> TASK DATA:
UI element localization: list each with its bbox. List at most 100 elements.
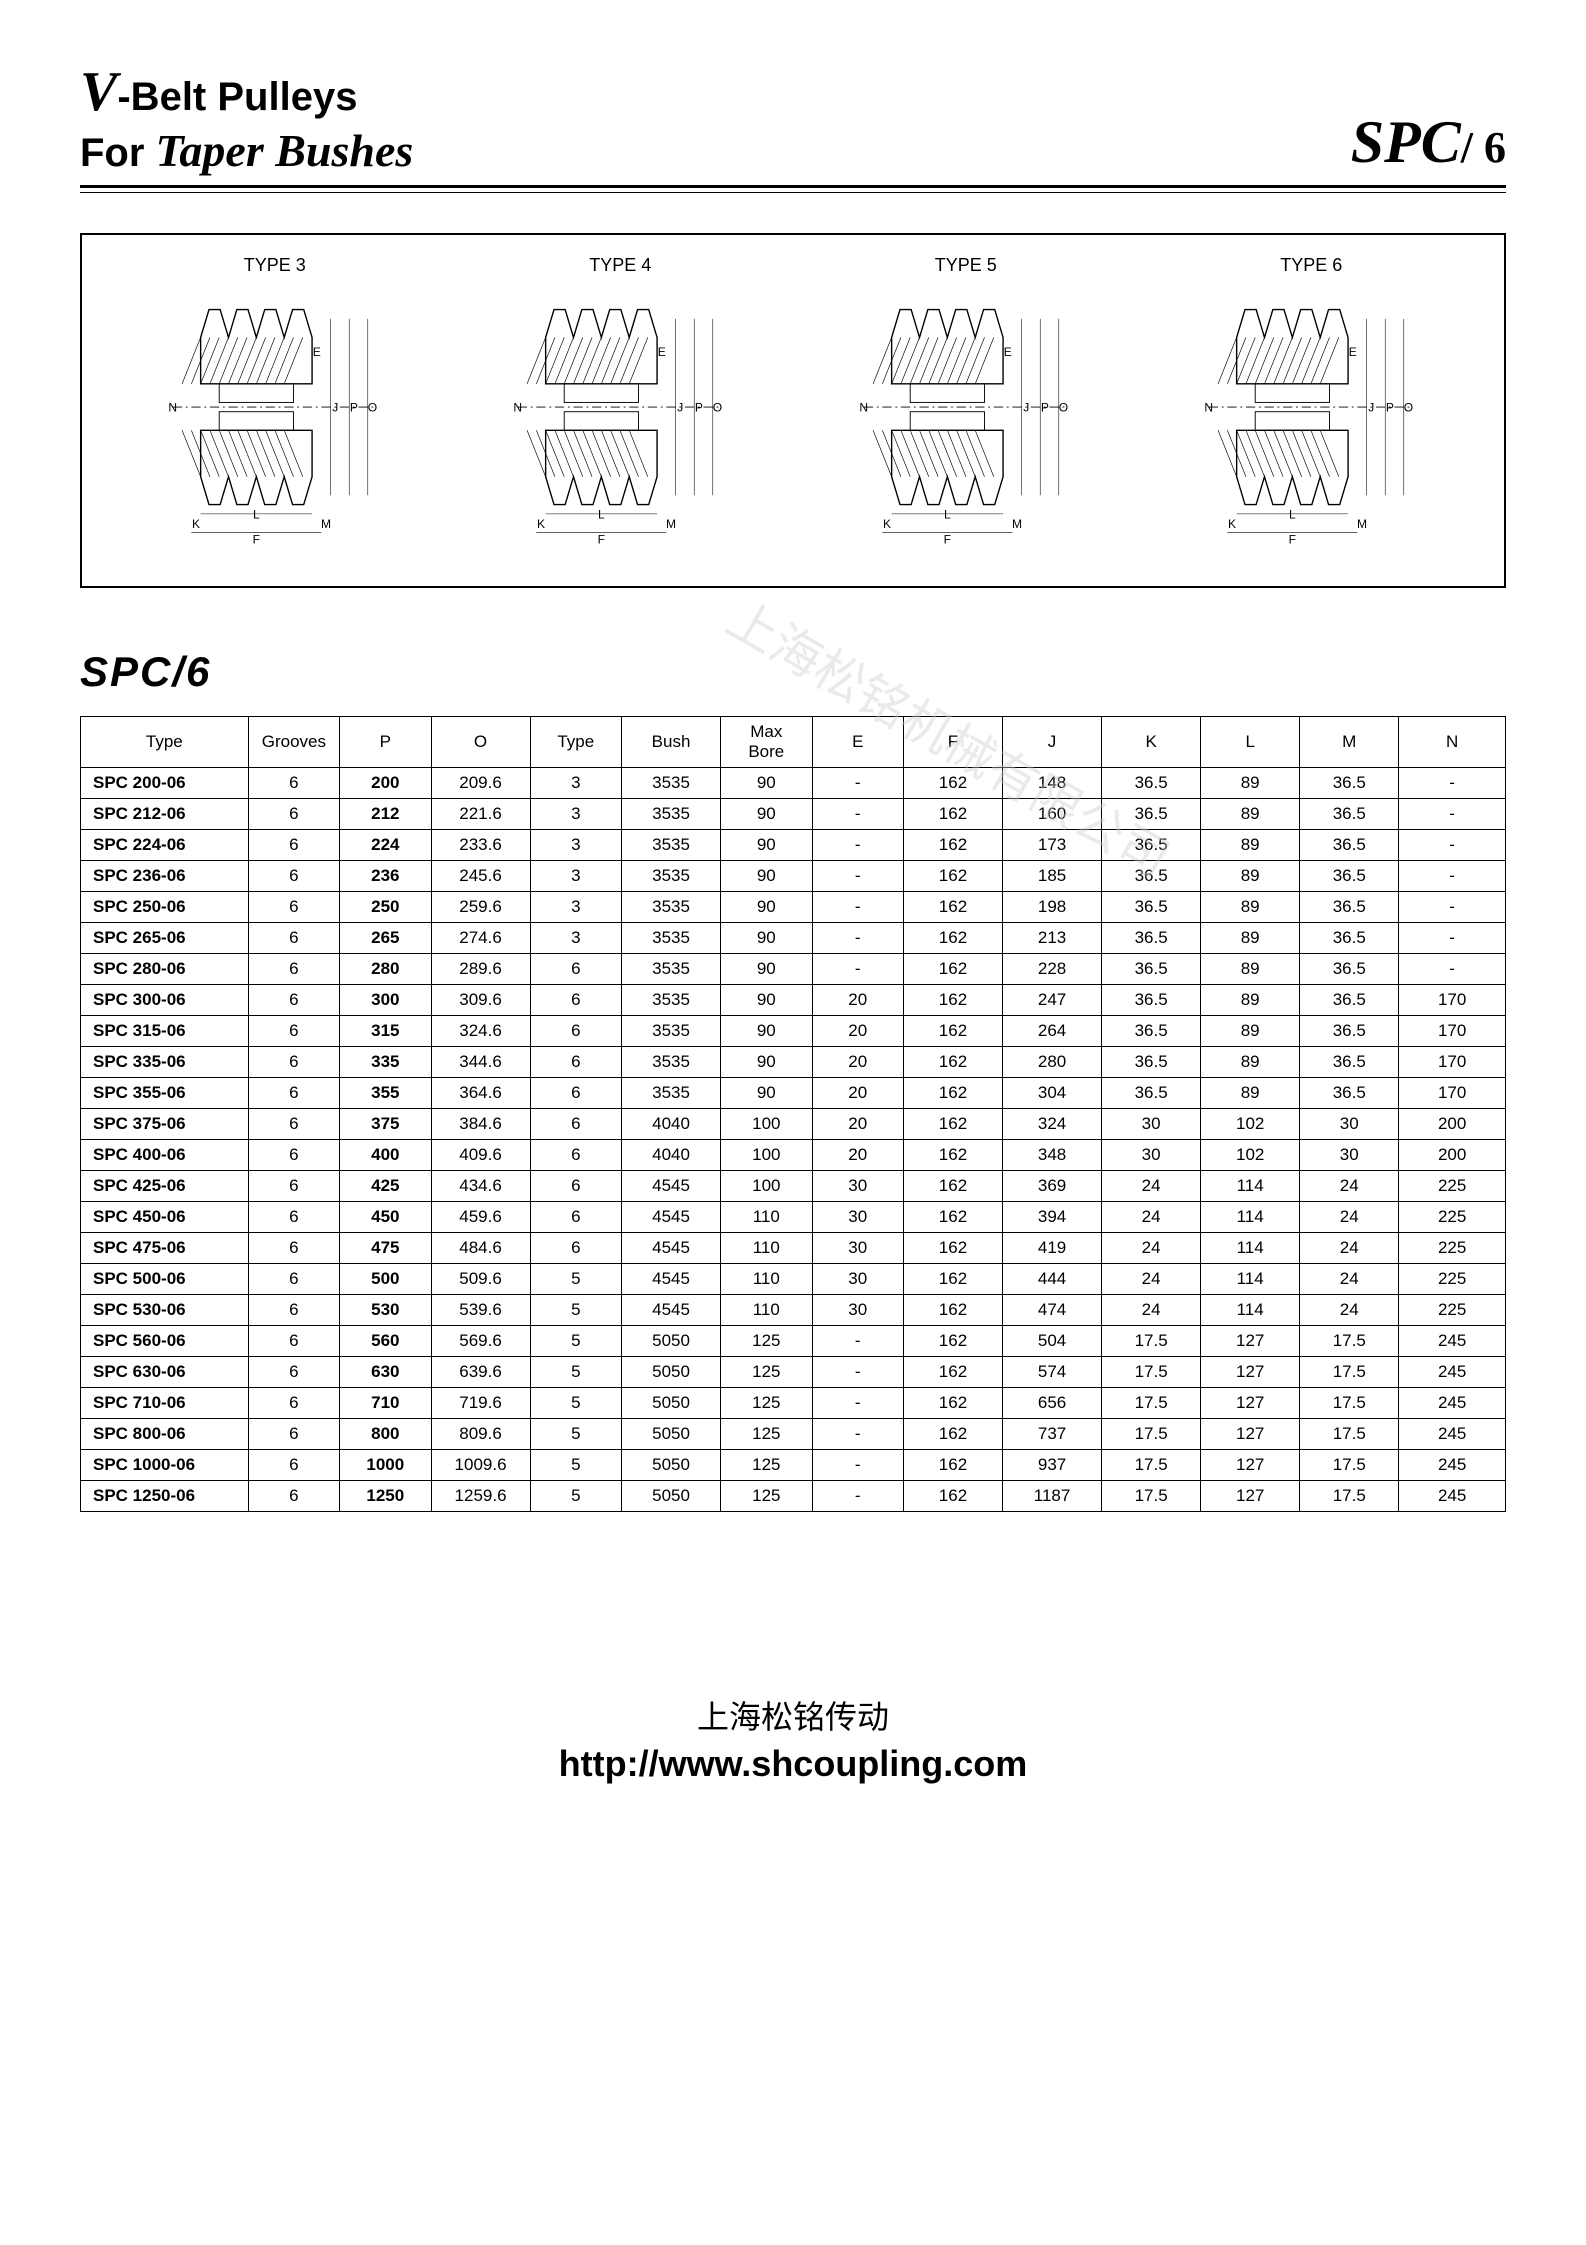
table-cell: 24 [1102, 1202, 1201, 1233]
table-cell: 569.6 [431, 1326, 530, 1357]
table-cell: 110 [721, 1233, 812, 1264]
table-cell: SPC 250-06 [81, 892, 249, 923]
table-cell: 89 [1201, 768, 1300, 799]
table-cell: - [812, 1481, 903, 1512]
table-cell: 4545 [622, 1171, 721, 1202]
table-cell: 30 [812, 1233, 903, 1264]
table-cell: 24 [1102, 1295, 1201, 1326]
table-cell: 375 [340, 1109, 431, 1140]
table-cell: 233.6 [431, 830, 530, 861]
table-cell: 90 [721, 768, 812, 799]
title-left: V-Belt Pulleys For Taper Bushes [80, 60, 413, 177]
diagram-item: TYPE 5ENJPOKLMF [807, 255, 1125, 556]
svg-text:J: J [1369, 401, 1375, 415]
svg-text:E: E [313, 345, 321, 359]
table-cell: 36.5 [1102, 1047, 1201, 1078]
table-cell: 20 [812, 985, 903, 1016]
table-cell: 6 [530, 954, 621, 985]
title-taper: Taper Bushes [156, 125, 414, 176]
table-cell: SPC 530-06 [81, 1295, 249, 1326]
table-cell: 6 [530, 1109, 621, 1140]
table-cell: 89 [1201, 861, 1300, 892]
table-cell: 162 [903, 1202, 1002, 1233]
table-cell: 90 [721, 1016, 812, 1047]
table-cell: SPC 1000-06 [81, 1450, 249, 1481]
table-cell: 90 [721, 1078, 812, 1109]
table-cell: 500 [340, 1264, 431, 1295]
table-cell: 125 [721, 1481, 812, 1512]
table-header-cell: J [1003, 717, 1102, 768]
table-cell: 309.6 [431, 985, 530, 1016]
table-cell: 36.5 [1102, 954, 1201, 985]
table-cell: 17.5 [1300, 1450, 1399, 1481]
table-cell: 36.5 [1300, 861, 1399, 892]
svg-text:P: P [695, 401, 703, 415]
table-cell: 6 [248, 1450, 339, 1481]
svg-text:L: L [944, 508, 951, 522]
table-cell: 315 [340, 1016, 431, 1047]
table-cell: 209.6 [431, 768, 530, 799]
diagram-label: TYPE 5 [807, 255, 1125, 276]
table-cell: - [1399, 892, 1506, 923]
table-cell: 162 [903, 892, 1002, 923]
svg-text:F: F [252, 533, 259, 547]
table-cell: 6 [248, 1140, 339, 1171]
table-cell: 36.5 [1102, 892, 1201, 923]
table-cell: - [1399, 861, 1506, 892]
table-cell: 348 [1003, 1140, 1102, 1171]
table-cell: 36.5 [1102, 830, 1201, 861]
table-row: SPC 265-066265274.63353590-16221336.5893… [81, 923, 1506, 954]
table-cell: 6 [530, 1233, 621, 1264]
title-v: V [80, 61, 117, 123]
table-cell: 5 [530, 1264, 621, 1295]
svg-text:E: E [1349, 345, 1357, 359]
table-cell: 6 [248, 1202, 339, 1233]
svg-text:O: O [1059, 401, 1068, 415]
table-cell: 6 [248, 1357, 339, 1388]
table-cell: 719.6 [431, 1388, 530, 1419]
table-row: SPC 280-066280289.66353590-16222836.5893… [81, 954, 1506, 985]
table-cell: SPC 224-06 [81, 830, 249, 861]
table-cell: 6 [530, 1140, 621, 1171]
table-cell: 17.5 [1102, 1419, 1201, 1450]
footer-cn: 上海松铭传动 [80, 1692, 1506, 1738]
table-cell: 89 [1201, 923, 1300, 954]
table-cell: 6 [248, 1171, 339, 1202]
table-cell: SPC 400-06 [81, 1140, 249, 1171]
table-cell: 114 [1201, 1171, 1300, 1202]
table-cell: 6 [248, 1295, 339, 1326]
table-row: SPC 236-066236245.63353590-16218536.5893… [81, 861, 1506, 892]
table-cell: SPC 335-06 [81, 1047, 249, 1078]
table-cell: 280 [1003, 1047, 1102, 1078]
table-cell: 3535 [622, 892, 721, 923]
table-cell: 30 [812, 1171, 903, 1202]
table-cell: SPC 1250-06 [81, 1481, 249, 1512]
table-cell: 6 [248, 1233, 339, 1264]
table-cell: 6 [530, 1078, 621, 1109]
table-cell: SPC 265-06 [81, 923, 249, 954]
table-row: SPC 560-066560569.655050125-16250417.512… [81, 1326, 1506, 1357]
table-header-cell: E [812, 717, 903, 768]
table-cell: 17.5 [1102, 1388, 1201, 1419]
table-cell: 89 [1201, 1047, 1300, 1078]
table-cell: 3535 [622, 799, 721, 830]
svg-text:L: L [1289, 508, 1296, 522]
table-cell: 6 [248, 1078, 339, 1109]
table-cell: 89 [1201, 954, 1300, 985]
table-cell: 937 [1003, 1450, 1102, 1481]
table-cell: 228 [1003, 954, 1102, 985]
table-cell: SPC 630-06 [81, 1357, 249, 1388]
table-cell: 170 [1399, 1016, 1506, 1047]
table-cell: 1250 [340, 1481, 431, 1512]
table-cell: 737 [1003, 1419, 1102, 1450]
table-cell: 102 [1201, 1140, 1300, 1171]
table-cell: 36.5 [1300, 892, 1399, 923]
svg-text:L: L [598, 508, 605, 522]
table-cell: 17.5 [1102, 1450, 1201, 1481]
diagram-label: TYPE 3 [116, 255, 434, 276]
table-cell: 162 [903, 985, 1002, 1016]
table-cell: 5 [530, 1450, 621, 1481]
table-cell: 90 [721, 892, 812, 923]
svg-text:F: F [943, 533, 950, 547]
table-cell: 125 [721, 1388, 812, 1419]
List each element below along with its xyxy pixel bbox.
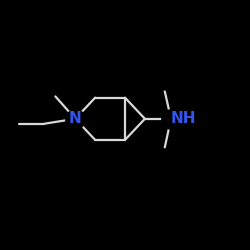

> SET TASK: Retype the lines from the one containing "table-cell: 24 [1102, 1202, 1201, 1233]" through the one containing "table-cell: 36.5 [1102, 1047, 1201, 1078]", including both of those lines.

> FINISHED EXERCISE:
table-cell: 24 [1102, 1202, 1201, 1233]
table-cell: 569.6 [431, 1326, 530, 1357]
table-cell: 110 [721, 1233, 812, 1264]
table-cell: SPC 250-06 [81, 892, 249, 923]
table-cell: 89 [1201, 768, 1300, 799]
table-cell: - [812, 1481, 903, 1512]
table-cell: 4545 [622, 1171, 721, 1202]
table-cell: 30 [812, 1233, 903, 1264]
table-cell: 24 [1102, 1295, 1201, 1326]
table-cell: 375 [340, 1109, 431, 1140]
table-cell: 233.6 [431, 830, 530, 861]
table-cell: 90 [721, 768, 812, 799]
title-left: V-Belt Pulleys For Taper Bushes [80, 60, 413, 177]
diagram-item: TYPE 5ENJPOKLMF [807, 255, 1125, 556]
svg-text:J: J [1369, 401, 1375, 415]
svg-text:E: E [313, 345, 321, 359]
table-cell: 36.5 [1102, 1047, 1201, 1078]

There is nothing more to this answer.